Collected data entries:
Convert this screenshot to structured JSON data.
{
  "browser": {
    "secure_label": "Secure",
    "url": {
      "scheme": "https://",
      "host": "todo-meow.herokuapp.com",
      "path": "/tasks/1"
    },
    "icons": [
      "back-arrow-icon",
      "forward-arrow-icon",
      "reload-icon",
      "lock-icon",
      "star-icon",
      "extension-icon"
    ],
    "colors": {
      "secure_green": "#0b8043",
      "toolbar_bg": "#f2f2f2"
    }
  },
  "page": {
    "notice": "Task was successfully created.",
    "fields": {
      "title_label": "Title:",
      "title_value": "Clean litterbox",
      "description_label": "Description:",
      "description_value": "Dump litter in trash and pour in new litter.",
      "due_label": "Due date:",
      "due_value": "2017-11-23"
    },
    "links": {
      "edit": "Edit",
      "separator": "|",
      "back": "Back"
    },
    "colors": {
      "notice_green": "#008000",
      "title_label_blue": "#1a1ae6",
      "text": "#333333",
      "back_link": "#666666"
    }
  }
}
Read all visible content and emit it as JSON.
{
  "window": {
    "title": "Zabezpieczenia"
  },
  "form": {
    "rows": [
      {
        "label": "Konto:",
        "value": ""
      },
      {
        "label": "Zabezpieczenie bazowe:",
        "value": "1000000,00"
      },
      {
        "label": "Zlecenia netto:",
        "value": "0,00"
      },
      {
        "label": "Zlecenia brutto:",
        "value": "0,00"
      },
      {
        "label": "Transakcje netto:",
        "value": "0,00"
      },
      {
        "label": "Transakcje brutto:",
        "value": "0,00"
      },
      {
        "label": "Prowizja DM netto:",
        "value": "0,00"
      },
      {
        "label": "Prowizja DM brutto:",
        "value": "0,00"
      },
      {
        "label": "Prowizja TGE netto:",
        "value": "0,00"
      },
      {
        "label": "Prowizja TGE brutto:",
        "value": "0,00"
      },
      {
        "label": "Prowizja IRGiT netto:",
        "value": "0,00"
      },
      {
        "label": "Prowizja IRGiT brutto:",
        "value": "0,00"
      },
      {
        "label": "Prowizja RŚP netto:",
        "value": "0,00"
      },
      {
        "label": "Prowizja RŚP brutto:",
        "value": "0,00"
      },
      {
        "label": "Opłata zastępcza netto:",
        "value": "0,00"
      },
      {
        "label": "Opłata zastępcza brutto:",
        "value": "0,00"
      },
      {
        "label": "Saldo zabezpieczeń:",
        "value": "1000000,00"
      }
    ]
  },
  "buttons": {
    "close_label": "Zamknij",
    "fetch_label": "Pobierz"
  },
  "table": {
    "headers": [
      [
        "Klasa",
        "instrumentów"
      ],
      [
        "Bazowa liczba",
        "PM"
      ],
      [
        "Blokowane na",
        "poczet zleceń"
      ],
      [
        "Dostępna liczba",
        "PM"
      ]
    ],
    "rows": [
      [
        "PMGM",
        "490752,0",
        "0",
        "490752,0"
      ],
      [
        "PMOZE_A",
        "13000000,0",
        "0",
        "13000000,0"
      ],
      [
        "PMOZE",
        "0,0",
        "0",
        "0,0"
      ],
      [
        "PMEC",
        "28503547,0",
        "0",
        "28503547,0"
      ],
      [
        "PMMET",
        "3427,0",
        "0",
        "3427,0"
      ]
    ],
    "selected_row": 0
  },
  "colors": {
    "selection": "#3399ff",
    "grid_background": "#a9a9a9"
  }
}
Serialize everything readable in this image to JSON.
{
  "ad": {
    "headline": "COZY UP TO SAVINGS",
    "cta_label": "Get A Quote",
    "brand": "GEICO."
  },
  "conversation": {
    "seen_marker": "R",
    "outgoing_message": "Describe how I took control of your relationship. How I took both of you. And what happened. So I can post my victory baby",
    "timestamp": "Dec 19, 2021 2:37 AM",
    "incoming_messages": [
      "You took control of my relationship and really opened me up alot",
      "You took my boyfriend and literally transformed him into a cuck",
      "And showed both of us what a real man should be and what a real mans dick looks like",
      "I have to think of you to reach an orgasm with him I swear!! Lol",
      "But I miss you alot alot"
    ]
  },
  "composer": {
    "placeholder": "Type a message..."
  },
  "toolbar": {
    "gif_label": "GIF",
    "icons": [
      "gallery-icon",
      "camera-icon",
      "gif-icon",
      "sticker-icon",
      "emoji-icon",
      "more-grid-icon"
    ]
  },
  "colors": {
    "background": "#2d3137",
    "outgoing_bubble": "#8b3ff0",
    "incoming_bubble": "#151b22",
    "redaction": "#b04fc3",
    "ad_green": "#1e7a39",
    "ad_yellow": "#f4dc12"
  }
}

Instructions to follow: Beginning at the line that holds "Serialize everything readable", write out word for word each line through the end of the records.

Answer to this task:
Serialize everything readable in this image to JSON.
{
  "ad": {
    "headline": "COZY UP TO SAVINGS",
    "cta_label": "Get A Quote",
    "brand": "GEICO."
  },
  "conversation": {
    "seen_marker": "R",
    "outgoing_message": "Describe how I took control of your relationship. How I took both of you. And what happened. So I can post my victory baby",
    "timestamp": "Dec 19, 2021 2:37 AM",
    "incoming_messages": [
      "You took control of my relationship and really opened me up alot",
      "You took my boyfriend and literally transformed him into a cuck",
      "And showed both of us what a real man should be and what a real mans dick looks like",
      "I have to think of you to reach an orgasm with him I swear!! Lol",
      "But I miss you alot alot"
    ]
  },
  "composer": {
    "placeholder": "Type a message..."
  },
  "toolbar": {
    "gif_label": "GIF",
    "icons": [
      "gallery-icon",
      "camera-icon",
      "gif-icon",
      "sticker-icon",
      "emoji-icon",
      "more-grid-icon"
    ]
  },
  "colors": {
    "background": "#2d3137",
    "outgoing_bubble": "#8b3ff0",
    "incoming_bubble": "#151b22",
    "redaction": "#b04fc3",
    "ad_green": "#1e7a39",
    "ad_yellow": "#f4dc12"
  }
}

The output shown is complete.